- **WORK TO DO**
Retype all of the data exactly as given.

- **DATASET RECORDS**
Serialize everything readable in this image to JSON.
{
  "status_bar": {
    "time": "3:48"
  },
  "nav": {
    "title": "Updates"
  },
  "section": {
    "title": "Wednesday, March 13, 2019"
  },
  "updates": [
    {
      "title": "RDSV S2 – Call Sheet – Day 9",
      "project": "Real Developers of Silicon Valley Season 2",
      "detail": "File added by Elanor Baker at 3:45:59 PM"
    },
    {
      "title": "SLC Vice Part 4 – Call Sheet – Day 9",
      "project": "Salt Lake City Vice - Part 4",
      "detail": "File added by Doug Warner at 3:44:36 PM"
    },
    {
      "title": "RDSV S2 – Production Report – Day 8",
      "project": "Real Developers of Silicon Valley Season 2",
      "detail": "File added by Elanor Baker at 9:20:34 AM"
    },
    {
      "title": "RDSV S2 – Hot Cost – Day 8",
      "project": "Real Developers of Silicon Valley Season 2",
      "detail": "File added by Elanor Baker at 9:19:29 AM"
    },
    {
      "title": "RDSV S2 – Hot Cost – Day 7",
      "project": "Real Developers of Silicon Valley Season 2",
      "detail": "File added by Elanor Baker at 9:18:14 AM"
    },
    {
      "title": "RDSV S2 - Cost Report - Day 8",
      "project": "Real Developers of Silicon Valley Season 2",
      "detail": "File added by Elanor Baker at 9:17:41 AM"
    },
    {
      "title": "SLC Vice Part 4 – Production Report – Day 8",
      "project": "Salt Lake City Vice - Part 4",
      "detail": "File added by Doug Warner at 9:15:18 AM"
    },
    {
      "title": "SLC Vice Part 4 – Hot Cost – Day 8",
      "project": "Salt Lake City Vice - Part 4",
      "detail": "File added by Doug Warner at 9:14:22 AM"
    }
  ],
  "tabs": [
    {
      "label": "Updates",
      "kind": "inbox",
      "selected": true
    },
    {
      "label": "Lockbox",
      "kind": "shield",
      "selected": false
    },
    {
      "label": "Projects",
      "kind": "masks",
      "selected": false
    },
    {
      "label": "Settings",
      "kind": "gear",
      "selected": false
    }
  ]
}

- **WRITTEN REPLY**
Serialize everything readable in this image to JSON.
{
  "status_bar": {
    "time": "3:48"
  },
  "nav": {
    "title": "Updates"
  },
  "section": {
    "title": "Wednesday, March 13, 2019"
  },
  "updates": [
    {
      "title": "RDSV S2 – Call Sheet – Day 9",
      "project": "Real Developers of Silicon Valley Season 2",
      "detail": "File added by Elanor Baker at 3:45:59 PM"
    },
    {
      "title": "SLC Vice Part 4 – Call Sheet – Day 9",
      "project": "Salt Lake City Vice - Part 4",
      "detail": "File added by Doug Warner at 3:44:36 PM"
    },
    {
      "title": "RDSV S2 – Production Report – Day 8",
      "project": "Real Developers of Silicon Valley Season 2",
      "detail": "File added by Elanor Baker at 9:20:34 AM"
    },
    {
      "title": "RDSV S2 – Hot Cost – Day 8",
      "project": "Real Developers of Silicon Valley Season 2",
      "detail": "File added by Elanor Baker at 9:19:29 AM"
    },
    {
      "title": "RDSV S2 – Hot Cost – Day 7",
      "project": "Real Developers of Silicon Valley Season 2",
      "detail": "File added by Elanor Baker at 9:18:14 AM"
    },
    {
      "title": "RDSV S2 - Cost Report - Day 8",
      "project": "Real Developers of Silicon Valley Season 2",
      "detail": "File added by Elanor Baker at 9:17:41 AM"
    },
    {
      "title": "SLC Vice Part 4 – Production Report – Day 8",
      "project": "Salt Lake City Vice - Part 4",
      "detail": "File added by Doug Warner at 9:15:18 AM"
    },
    {
      "title": "SLC Vice Part 4 – Hot Cost – Day 8",
      "project": "Salt Lake City Vice - Part 4",
      "detail": "File added by Doug Warner at 9:14:22 AM"
    }
  ],
  "tabs": [
    {
      "label": "Updates",
      "kind": "inbox",
      "selected": true
    },
    {
      "label": "Lockbox",
      "kind": "shield",
      "selected": false
    },
    {
      "label": "Projects",
      "kind": "masks",
      "selected": false
    },
    {
      "label": "Settings",
      "kind": "gear",
      "selected": false
    }
  ]
}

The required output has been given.